REQUIREMENT
Print exactly the lines from the one containing "Transcribe this image's" through the last line of the listing, both included.

SUPPLIED MATERIAL
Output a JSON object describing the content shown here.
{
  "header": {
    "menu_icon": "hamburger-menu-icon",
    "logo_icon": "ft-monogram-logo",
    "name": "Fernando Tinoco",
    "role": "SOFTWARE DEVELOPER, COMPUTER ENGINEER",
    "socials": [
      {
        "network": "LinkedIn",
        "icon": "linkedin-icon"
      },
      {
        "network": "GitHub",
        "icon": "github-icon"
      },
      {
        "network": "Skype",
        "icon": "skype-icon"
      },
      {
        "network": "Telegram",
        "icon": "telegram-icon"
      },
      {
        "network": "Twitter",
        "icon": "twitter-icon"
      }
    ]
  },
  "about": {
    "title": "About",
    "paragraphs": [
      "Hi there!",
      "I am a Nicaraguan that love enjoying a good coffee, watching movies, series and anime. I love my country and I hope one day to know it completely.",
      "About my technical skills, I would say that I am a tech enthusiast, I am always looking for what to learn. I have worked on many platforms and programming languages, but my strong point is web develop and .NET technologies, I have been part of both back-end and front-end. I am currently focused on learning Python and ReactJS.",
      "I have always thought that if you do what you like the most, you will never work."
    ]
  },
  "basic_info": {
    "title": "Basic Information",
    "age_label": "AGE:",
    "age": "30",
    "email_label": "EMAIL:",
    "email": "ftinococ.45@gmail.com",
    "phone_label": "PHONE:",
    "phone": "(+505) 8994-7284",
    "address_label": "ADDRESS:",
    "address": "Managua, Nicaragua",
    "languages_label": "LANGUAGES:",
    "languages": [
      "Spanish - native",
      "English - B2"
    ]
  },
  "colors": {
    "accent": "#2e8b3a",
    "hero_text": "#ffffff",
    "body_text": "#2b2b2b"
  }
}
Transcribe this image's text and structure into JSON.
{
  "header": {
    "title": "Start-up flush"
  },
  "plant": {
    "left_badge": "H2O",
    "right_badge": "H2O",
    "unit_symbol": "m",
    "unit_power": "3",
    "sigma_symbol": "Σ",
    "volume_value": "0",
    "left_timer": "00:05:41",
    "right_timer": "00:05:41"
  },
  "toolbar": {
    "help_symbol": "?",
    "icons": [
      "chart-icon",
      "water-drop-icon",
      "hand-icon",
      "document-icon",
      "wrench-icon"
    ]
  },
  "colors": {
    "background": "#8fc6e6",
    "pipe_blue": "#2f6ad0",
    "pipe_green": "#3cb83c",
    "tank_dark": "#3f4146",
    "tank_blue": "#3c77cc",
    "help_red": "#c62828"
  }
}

COMPLETE ANSWER
Transcribe this image's text and structure into JSON.
{
  "header": {
    "title": "Start-up flush"
  },
  "plant": {
    "left_badge": "H2O",
    "right_badge": "H2O",
    "unit_symbol": "m",
    "unit_power": "3",
    "sigma_symbol": "Σ",
    "volume_value": "0",
    "left_timer": "00:05:41",
    "right_timer": "00:05:41"
  },
  "toolbar": {
    "help_symbol": "?",
    "icons": [
      "chart-icon",
      "water-drop-icon",
      "hand-icon",
      "document-icon",
      "wrench-icon"
    ]
  },
  "colors": {
    "background": "#8fc6e6",
    "pipe_blue": "#2f6ad0",
    "pipe_green": "#3cb83c",
    "tank_dark": "#3f4146",
    "tank_blue": "#3c77cc",
    "help_red": "#c62828"
  }
}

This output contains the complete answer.